## Exercise data
+++++

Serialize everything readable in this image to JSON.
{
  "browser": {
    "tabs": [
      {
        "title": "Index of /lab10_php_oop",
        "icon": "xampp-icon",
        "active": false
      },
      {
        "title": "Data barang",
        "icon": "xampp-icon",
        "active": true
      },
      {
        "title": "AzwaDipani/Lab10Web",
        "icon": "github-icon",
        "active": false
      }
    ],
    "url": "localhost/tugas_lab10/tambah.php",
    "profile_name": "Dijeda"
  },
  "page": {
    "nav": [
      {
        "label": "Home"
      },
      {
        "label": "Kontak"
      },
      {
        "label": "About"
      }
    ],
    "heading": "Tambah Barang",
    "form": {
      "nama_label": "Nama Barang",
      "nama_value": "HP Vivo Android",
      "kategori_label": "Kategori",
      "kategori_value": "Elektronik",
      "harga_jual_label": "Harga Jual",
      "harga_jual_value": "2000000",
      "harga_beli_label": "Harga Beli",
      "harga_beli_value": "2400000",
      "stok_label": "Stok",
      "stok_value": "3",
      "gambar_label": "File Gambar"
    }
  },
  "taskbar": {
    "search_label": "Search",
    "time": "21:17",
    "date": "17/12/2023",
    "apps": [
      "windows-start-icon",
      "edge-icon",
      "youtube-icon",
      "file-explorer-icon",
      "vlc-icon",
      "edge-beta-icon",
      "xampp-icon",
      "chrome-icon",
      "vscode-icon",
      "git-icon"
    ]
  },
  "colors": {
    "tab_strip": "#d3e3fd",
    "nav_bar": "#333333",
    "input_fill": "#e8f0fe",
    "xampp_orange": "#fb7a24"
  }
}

+++++

## What the exercise asks
All the entries above need to be reproduced exactly.

## Full answer
Serialize everything readable in this image to JSON.
{
  "browser": {
    "tabs": [
      {
        "title": "Index of /lab10_php_oop",
        "icon": "xampp-icon",
        "active": false
      },
      {
        "title": "Data barang",
        "icon": "xampp-icon",
        "active": true
      },
      {
        "title": "AzwaDipani/Lab10Web",
        "icon": "github-icon",
        "active": false
      }
    ],
    "url": "localhost/tugas_lab10/tambah.php",
    "profile_name": "Dijeda"
  },
  "page": {
    "nav": [
      {
        "label": "Home"
      },
      {
        "label": "Kontak"
      },
      {
        "label": "About"
      }
    ],
    "heading": "Tambah Barang",
    "form": {
      "nama_label": "Nama Barang",
      "nama_value": "HP Vivo Android",
      "kategori_label": "Kategori",
      "kategori_value": "Elektronik",
      "harga_jual_label": "Harga Jual",
      "harga_jual_value": "2000000",
      "harga_beli_label": "Harga Beli",
      "harga_beli_value": "2400000",
      "stok_label": "Stok",
      "stok_value": "3",
      "gambar_label": "File Gambar"
    }
  },
  "taskbar": {
    "search_label": "Search",
    "time": "21:17",
    "date": "17/12/2023",
    "apps": [
      "windows-start-icon",
      "edge-icon",
      "youtube-icon",
      "file-explorer-icon",
      "vlc-icon",
      "edge-beta-icon",
      "xampp-icon",
      "chrome-icon",
      "vscode-icon",
      "git-icon"
    ]
  },
  "colors": {
    "tab_strip": "#d3e3fd",
    "nav_bar": "#333333",
    "input_fill": "#e8f0fe",
    "xampp_orange": "#fb7a24"
  }
}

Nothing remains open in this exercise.